### Supplied information
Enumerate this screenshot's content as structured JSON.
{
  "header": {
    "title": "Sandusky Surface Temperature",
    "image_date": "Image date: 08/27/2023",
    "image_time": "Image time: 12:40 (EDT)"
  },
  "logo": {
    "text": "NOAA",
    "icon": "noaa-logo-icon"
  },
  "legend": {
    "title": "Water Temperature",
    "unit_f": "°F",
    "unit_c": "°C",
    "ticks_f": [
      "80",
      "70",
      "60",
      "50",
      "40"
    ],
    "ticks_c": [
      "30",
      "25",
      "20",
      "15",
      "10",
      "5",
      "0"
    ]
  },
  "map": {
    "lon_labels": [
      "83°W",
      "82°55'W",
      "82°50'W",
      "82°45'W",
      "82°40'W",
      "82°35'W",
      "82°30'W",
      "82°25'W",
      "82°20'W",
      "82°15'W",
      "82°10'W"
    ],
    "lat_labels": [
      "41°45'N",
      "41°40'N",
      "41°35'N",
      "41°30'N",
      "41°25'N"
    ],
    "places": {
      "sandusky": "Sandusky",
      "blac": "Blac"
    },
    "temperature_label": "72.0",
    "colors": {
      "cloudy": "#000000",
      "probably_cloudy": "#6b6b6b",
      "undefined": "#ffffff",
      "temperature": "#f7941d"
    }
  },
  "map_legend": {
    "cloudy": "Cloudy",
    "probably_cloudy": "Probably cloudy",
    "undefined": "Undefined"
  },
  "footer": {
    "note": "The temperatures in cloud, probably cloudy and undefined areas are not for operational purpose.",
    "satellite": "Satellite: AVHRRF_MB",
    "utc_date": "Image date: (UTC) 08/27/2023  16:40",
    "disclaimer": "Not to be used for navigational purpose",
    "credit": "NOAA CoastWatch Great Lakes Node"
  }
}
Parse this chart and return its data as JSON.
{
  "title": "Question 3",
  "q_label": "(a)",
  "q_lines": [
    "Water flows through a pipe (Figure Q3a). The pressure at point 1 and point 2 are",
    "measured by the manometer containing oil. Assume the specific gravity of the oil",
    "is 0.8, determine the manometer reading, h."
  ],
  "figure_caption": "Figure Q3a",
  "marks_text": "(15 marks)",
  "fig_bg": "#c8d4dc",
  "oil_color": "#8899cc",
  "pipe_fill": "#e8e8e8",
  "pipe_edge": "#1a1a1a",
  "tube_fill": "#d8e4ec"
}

### Short exercise
Set out the complete listing exactly as shown.

### Answer to the exercise
Enumerate this screenshot's content as structured JSON.
{
  "header": {
    "title": "Sandusky Surface Temperature",
    "image_date": "Image date: 08/27/2023",
    "image_time": "Image time: 12:40 (EDT)"
  },
  "logo": {
    "text": "NOAA",
    "icon": "noaa-logo-icon"
  },
  "legend": {
    "title": "Water Temperature",
    "unit_f": "°F",
    "unit_c": "°C",
    "ticks_f": [
      "80",
      "70",
      "60",
      "50",
      "40"
    ],
    "ticks_c": [
      "30",
      "25",
      "20",
      "15",
      "10",
      "5",
      "0"
    ]
  },
  "map": {
    "lon_labels": [
      "83°W",
      "82°55'W",
      "82°50'W",
      "82°45'W",
      "82°40'W",
      "82°35'W",
      "82°30'W",
      "82°25'W",
      "82°20'W",
      "82°15'W",
      "82°10'W"
    ],
    "lat_labels": [
      "41°45'N",
      "41°40'N",
      "41°35'N",
      "41°30'N",
      "41°25'N"
    ],
    "places": {
      "sandusky": "Sandusky",
      "blac": "Blac"
    },
    "temperature_label": "72.0",
    "colors": {
      "cloudy": "#000000",
      "probably_cloudy": "#6b6b6b",
      "undefined": "#ffffff",
      "temperature": "#f7941d"
    }
  },
  "map_legend": {
    "cloudy": "Cloudy",
    "probably_cloudy": "Probably cloudy",
    "undefined": "Undefined"
  },
  "footer": {
    "note": "The temperatures in cloud, probably cloudy and undefined areas are not for operational purpose.",
    "satellite": "Satellite: AVHRRF_MB",
    "utc_date": "Image date: (UTC) 08/27/2023  16:40",
    "disclaimer": "Not to be used for navigational purpose",
    "credit": "NOAA CoastWatch Great Lakes Node"
  }
}
Parse this chart and return its data as JSON.
{
  "title": "Question 3",
  "q_label": "(a)",
  "q_lines": [
    "Water flows through a pipe (Figure Q3a). The pressure at point 1 and point 2 are",
    "measured by the manometer containing oil. Assume the specific gravity of the oil",
    "is 0.8, determine the manometer reading, h."
  ],
  "figure_caption": "Figure Q3a",
  "marks_text": "(15 marks)",
  "fig_bg": "#c8d4dc",
  "oil_color": "#8899cc",
  "pipe_fill": "#e8e8e8",
  "pipe_edge": "#1a1a1a",
  "tube_fill": "#d8e4ec"
}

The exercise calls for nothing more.